Updated: Jan 1, 2021

What It's About

Three strangers, Eleanor, Theodora and Luke, are brought to Hill House by Dr. Montague who is interested in studying the paranormal happenings within the old house. During their stay of about a week and as the guests learn more about the history and past owners, they are haunted by an unknown entity.

**I have to note that the synopsis on the back of my book (and a few reviewers that I follow) say that Theodora is Dr. Montague's assistant and I'm pretty certain that she wasn't. I looked back through the book and couldn't find anything besides that she didn't know him and had never met him before. If you know differently than me, please let me know because this inconsistency is grating on me!

*** I also have to note that the infamousness of Hill House is a little bit odd because no one ever actually reported anything happening there - the only real evidence of "haunting" is that anyone who tried living there, moved out almost instantly for, according to them, benign reasons.

What I Thought

- Spoilers? I don't know. I guess.

I was so excited at first. After the whole The Turn of the Screw debacle, I was a bit nervous to start this one because I was worried it would be just as disappointing. But, as I started reading it, I thought "YES, this is what I was looking for!"

I really enjoyed the first half of the novel. I loved how the house was described and how it became a character itself. Honestly, I have read a few gothic novels where big old houses were obviously characterized (as per the genre), but I have never seen one described as Hill House was. Usually, they are described as grand beautiful Victorian mansions with all these dark, lovely, intricate details. Hill House was described, quite frankly, as being vile. It was ugly. It was wrong. It was uncomfortable and it was built that way on purpose - the angles were wrong, doors and windows were slightly off center. I liked that it wasn't some unexplained wrongness. It was physically wrong.

I really didn't enjoy the characters and, even more, I didn't enjoy their relationships with each other or their

interactions with one another. This is where, The Turn of the Screw comes in. The thing I didn't like the most about that book was that the governess made no sense, she was hysterical and obviously losing it but not even in an interesting way. The exact same thing happened at Hill House. One of the female characters becomes hysterical, loses her mind and goes on and on and on about stuff that makes no sense. Most of the time, the characters were just being ridiculous and at times, we were plopped seemingly into the middle of their conversations that didn't make any sense about things that I didn't care about and had nothing to do with the story. This really shows Eleanor's mental decline and the reason for it makes sense to me, but I just didn't enjoy it.

The hauntings themselves, I thought were quite good. Nothing really huge happened, but the way that Jackson describes the things that do happen is so eerie and I did find the scenarios themselves to be very chilling though it was never quite clear if they were really happening. Eleanor was a very unreliable narrator, almost too unreliable, I thought. It was obvious that everything she thought, said, experienced and witnessed was completely skewed because none of it really made any sense.

# [OBJECTIVE]
Rewrite the Hill House review starting at "What It's About" and ending at "grating on me!", putting "Theo" wherever "Theodora" appears. The records have no connection to the review.

# [DATASET]
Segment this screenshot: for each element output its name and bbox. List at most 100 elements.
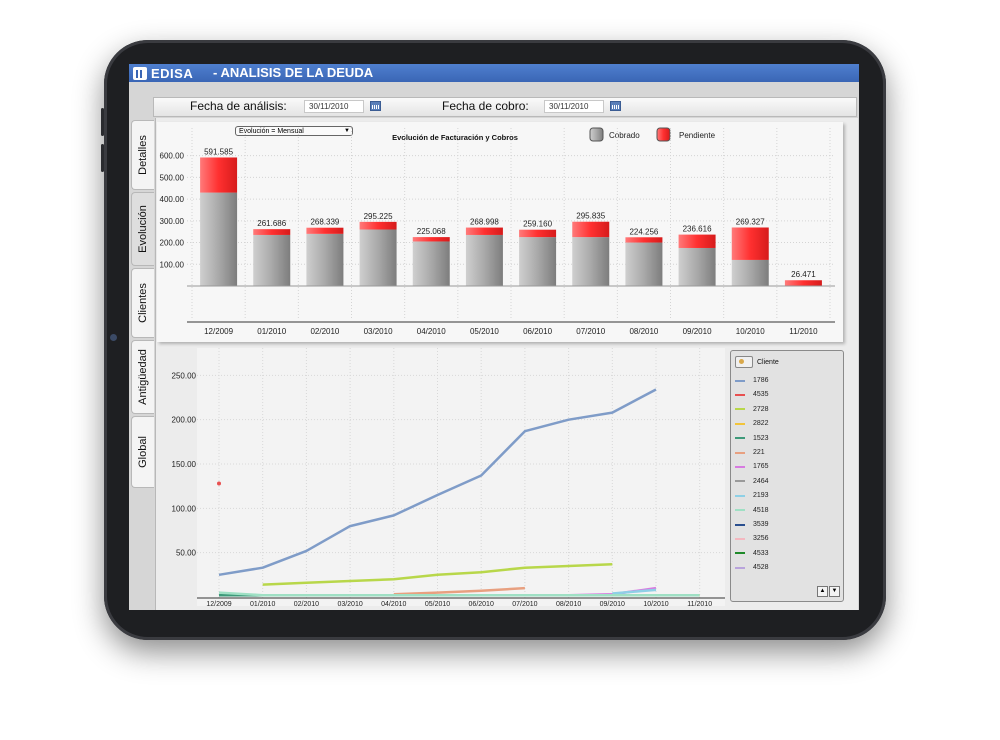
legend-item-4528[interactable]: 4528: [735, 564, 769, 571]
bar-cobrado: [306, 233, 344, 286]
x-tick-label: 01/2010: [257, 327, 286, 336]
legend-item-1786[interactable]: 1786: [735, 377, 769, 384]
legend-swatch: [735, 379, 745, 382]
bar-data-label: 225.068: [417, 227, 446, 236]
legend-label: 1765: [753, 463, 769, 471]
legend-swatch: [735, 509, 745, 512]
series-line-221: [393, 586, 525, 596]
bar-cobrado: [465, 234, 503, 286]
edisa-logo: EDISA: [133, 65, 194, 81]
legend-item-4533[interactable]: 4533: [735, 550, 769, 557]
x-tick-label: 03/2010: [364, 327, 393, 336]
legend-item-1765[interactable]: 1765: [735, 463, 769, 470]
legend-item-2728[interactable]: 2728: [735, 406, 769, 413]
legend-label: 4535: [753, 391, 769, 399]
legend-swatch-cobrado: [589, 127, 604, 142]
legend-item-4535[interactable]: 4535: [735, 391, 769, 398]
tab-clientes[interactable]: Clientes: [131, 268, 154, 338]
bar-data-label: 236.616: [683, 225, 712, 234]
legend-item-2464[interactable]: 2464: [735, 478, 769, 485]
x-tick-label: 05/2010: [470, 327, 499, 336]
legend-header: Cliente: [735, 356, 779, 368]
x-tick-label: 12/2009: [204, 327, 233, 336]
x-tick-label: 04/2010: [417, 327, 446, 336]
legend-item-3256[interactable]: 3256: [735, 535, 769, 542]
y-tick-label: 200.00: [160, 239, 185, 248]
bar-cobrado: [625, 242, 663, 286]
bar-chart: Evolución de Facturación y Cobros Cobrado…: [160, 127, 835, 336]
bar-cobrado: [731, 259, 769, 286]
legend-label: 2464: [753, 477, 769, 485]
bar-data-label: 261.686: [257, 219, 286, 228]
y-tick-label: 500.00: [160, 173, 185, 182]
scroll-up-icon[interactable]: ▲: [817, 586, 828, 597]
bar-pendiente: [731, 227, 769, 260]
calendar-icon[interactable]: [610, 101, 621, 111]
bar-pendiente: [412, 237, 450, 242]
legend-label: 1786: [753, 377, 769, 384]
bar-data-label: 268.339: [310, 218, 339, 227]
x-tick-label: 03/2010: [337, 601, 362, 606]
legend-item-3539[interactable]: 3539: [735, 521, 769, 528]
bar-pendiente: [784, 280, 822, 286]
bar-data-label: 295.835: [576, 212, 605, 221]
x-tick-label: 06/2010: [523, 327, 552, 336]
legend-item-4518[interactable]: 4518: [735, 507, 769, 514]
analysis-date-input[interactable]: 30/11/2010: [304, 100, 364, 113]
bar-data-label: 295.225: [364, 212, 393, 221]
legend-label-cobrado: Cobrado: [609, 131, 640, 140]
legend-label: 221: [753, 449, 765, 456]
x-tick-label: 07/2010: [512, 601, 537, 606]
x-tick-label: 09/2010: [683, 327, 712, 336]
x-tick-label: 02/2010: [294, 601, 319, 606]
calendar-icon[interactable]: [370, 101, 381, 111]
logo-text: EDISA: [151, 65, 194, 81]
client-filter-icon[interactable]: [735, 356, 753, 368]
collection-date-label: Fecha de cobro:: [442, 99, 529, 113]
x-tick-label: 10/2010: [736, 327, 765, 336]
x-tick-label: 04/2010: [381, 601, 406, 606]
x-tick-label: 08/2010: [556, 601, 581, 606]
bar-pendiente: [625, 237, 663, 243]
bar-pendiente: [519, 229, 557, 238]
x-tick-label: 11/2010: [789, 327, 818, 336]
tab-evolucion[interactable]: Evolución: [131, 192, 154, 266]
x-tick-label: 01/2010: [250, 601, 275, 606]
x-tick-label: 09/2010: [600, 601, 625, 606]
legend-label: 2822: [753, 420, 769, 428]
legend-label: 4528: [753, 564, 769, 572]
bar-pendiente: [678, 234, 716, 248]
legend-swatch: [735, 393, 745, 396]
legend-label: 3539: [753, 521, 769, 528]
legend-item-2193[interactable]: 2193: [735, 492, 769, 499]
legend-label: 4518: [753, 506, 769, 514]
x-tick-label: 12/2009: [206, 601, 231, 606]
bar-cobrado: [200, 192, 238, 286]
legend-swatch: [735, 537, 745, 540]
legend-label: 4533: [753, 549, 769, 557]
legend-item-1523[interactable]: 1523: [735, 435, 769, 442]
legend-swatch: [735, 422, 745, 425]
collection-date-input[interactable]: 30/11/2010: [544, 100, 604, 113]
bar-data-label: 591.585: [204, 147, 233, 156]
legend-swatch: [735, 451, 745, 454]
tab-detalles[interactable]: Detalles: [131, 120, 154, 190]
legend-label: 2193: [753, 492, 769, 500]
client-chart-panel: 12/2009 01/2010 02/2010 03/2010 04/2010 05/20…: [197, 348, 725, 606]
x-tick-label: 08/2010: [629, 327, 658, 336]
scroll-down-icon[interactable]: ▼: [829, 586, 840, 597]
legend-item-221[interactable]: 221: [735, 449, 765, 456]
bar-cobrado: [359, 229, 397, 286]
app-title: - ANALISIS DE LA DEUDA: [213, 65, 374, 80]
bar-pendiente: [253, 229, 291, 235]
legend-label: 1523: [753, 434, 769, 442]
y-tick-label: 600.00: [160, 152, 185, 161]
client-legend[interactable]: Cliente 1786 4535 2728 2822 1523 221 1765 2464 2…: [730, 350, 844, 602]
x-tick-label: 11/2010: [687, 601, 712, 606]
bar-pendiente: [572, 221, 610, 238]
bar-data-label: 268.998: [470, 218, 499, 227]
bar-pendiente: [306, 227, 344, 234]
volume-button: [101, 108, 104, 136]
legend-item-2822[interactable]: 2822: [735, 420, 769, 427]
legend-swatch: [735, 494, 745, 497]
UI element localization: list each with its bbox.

# [WRITTEN SOLUTION]
What It's About

Three strangers, Eleanor, Theo and Luke, are brought to Hill House by Dr. Montague who is interested in studying the paranormal happenings within the old house. During their stay of about a week and as the guests learn more about the history and past owners, they are haunted by an unknown entity.

**I have to note that the synopsis on the back of my book (and a few reviewers that I follow) say that Theo is Dr. Montague's assistant and I'm pretty certain that she wasn't. I looked back through the book and couldn't find anything besides that she didn't know him and had never met him before. If you know differently than me, please let me know because this inconsistency is grating on me!